=== THE DATA ===

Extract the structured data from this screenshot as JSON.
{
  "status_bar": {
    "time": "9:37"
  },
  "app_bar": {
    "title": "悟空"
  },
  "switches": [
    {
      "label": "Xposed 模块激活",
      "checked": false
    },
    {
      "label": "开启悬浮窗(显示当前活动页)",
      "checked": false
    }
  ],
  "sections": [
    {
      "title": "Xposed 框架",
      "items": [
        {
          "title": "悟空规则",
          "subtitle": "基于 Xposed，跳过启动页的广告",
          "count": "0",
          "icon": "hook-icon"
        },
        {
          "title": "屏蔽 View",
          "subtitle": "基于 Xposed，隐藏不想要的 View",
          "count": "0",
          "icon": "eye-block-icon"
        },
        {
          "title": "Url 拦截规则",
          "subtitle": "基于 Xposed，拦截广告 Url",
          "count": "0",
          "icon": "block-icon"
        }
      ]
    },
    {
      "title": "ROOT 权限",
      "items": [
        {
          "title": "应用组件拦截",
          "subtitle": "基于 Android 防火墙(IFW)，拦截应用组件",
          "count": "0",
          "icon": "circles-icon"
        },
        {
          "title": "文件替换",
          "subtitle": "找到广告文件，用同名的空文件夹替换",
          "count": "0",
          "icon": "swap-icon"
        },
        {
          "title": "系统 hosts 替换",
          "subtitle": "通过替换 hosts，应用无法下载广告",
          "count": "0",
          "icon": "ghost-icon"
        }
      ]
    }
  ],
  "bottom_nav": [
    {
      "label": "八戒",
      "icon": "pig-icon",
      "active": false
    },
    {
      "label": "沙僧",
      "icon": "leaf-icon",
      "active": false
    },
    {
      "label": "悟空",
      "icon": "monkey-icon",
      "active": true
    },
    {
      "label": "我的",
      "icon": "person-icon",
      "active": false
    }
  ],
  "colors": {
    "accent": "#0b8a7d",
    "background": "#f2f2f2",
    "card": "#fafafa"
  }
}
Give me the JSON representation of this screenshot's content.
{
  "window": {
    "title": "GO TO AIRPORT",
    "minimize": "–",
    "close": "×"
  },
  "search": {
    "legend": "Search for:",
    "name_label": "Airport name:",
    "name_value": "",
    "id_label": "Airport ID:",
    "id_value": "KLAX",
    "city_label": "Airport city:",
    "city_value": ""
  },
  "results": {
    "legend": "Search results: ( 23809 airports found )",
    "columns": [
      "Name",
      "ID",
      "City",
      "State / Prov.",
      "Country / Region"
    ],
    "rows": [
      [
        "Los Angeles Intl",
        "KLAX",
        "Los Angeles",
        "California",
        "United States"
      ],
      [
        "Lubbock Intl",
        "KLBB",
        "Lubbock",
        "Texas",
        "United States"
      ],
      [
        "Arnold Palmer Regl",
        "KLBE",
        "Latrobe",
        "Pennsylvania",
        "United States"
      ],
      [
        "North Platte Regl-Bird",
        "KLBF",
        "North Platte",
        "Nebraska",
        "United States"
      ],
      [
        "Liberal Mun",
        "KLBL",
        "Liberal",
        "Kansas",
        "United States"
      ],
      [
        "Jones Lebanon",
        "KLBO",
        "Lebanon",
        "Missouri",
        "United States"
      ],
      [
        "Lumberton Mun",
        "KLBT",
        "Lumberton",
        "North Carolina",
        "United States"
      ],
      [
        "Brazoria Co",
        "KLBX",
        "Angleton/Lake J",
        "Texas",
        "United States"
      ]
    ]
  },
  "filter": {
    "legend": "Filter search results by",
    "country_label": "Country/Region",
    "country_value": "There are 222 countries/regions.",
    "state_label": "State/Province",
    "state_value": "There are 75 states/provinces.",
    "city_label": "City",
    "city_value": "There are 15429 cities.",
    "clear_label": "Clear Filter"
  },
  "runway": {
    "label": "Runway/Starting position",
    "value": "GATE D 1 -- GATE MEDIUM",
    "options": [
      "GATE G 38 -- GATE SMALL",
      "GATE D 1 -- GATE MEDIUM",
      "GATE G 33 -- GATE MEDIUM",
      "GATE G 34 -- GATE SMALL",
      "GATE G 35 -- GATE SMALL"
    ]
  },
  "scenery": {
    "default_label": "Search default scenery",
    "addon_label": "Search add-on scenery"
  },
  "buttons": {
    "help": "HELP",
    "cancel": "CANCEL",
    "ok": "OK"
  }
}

===

*EXERCISE GOAL*. Write out the full set of records exactly as given.

*TASK SOLUTION*.
Extract the structured data from this screenshot as JSON.
{
  "status_bar": {
    "time": "9:37"
  },
  "app_bar": {
    "title": "悟空"
  },
  "switches": [
    {
      "label": "Xposed 模块激活",
      "checked": false
    },
    {
      "label": "开启悬浮窗(显示当前活动页)",
      "checked": false
    }
  ],
  "sections": [
    {
      "title": "Xposed 框架",
      "items": [
        {
          "title": "悟空规则",
          "subtitle": "基于 Xposed，跳过启动页的广告",
          "count": "0",
          "icon": "hook-icon"
        },
        {
          "title": "屏蔽 View",
          "subtitle": "基于 Xposed，隐藏不想要的 View",
          "count": "0",
          "icon": "eye-block-icon"
        },
        {
          "title": "Url 拦截规则",
          "subtitle": "基于 Xposed，拦截广告 Url",
          "count": "0",
          "icon": "block-icon"
        }
      ]
    },
    {
      "title": "ROOT 权限",
      "items": [
        {
          "title": "应用组件拦截",
          "subtitle": "基于 Android 防火墙(IFW)，拦截应用组件",
          "count": "0",
          "icon": "circles-icon"
        },
        {
          "title": "文件替换",
          "subtitle": "找到广告文件，用同名的空文件夹替换",
          "count": "0",
          "icon": "swap-icon"
        },
        {
          "title": "系统 hosts 替换",
          "subtitle": "通过替换 hosts，应用无法下载广告",
          "count": "0",
          "icon": "ghost-icon"
        }
      ]
    }
  ],
  "bottom_nav": [
    {
      "label": "八戒",
      "icon": "pig-icon",
      "active": false
    },
    {
      "label": "沙僧",
      "icon": "leaf-icon",
      "active": false
    },
    {
      "label": "悟空",
      "icon": "monkey-icon",
      "active": true
    },
    {
      "label": "我的",
      "icon": "person-icon",
      "active": false
    }
  ],
  "colors": {
    "accent": "#0b8a7d",
    "background": "#f2f2f2",
    "card": "#fafafa"
  }
}
Give me the JSON representation of this screenshot's content.
{
  "window": {
    "title": "GO TO AIRPORT",
    "minimize": "–",
    "close": "×"
  },
  "search": {
    "legend": "Search for:",
    "name_label": "Airport name:",
    "name_value": "",
    "id_label": "Airport ID:",
    "id_value": "KLAX",
    "city_label": "Airport city:",
    "city_value": ""
  },
  "results": {
    "legend": "Search results: ( 23809 airports found )",
    "columns": [
      "Name",
      "ID",
      "City",
      "State / Prov.",
      "Country / Region"
    ],
    "rows": [
      [
        "Los Angeles Intl",
        "KLAX",
        "Los Angeles",
        "California",
        "United States"
      ],
      [
        "Lubbock Intl",
        "KLBB",
        "Lubbock",
        "Texas",
        "United States"
      ],
      [
        "Arnold Palmer Regl",
        "KLBE",
        "Latrobe",
        "Pennsylvania",
        "United States"
      ],
      [
        "North Platte Regl-Bird",
        "KLBF",
        "North Platte",
        "Nebraska",
        "United States"
      ],
      [
        "Liberal Mun",
        "KLBL",
        "Liberal",
        "Kansas",
        "United States"
      ],
      [
        "Jones Lebanon",
        "KLBO",
        "Lebanon",
        "Missouri",
        "United States"
      ],
      [
        "Lumberton Mun",
        "KLBT",
        "Lumberton",
        "North Carolina",
        "United States"
      ],
      [
        "Brazoria Co",
        "KLBX",
        "Angleton/Lake J",
        "Texas",
        "United States"
      ]
    ]
  },
  "filter": {
    "legend": "Filter search results by",
    "country_label": "Country/Region",
    "country_value": "There are 222 countries/regions.",
    "state_label": "State/Province",
    "state_value": "There are 75 states/provinces.",
    "city_label": "City",
    "city_value": "There are 15429 cities.",
    "clear_label": "Clear Filter"
  },
  "runway": {
    "label": "Runway/Starting position",
    "value": "GATE D 1 -- GATE MEDIUM",
    "options": [
      "GATE G 38 -- GATE SMALL",
      "GATE D 1 -- GATE MEDIUM",
      "GATE G 33 -- GATE MEDIUM",
      "GATE G 34 -- GATE SMALL",
      "GATE G 35 -- GATE SMALL"
    ]
  },
  "scenery": {
    "default_label": "Search default scenery",
    "addon_label": "Search add-on scenery"
  },
  "buttons": {
    "help": "HELP",
    "cancel": "CANCEL",
    "ok": "OK"
  }
}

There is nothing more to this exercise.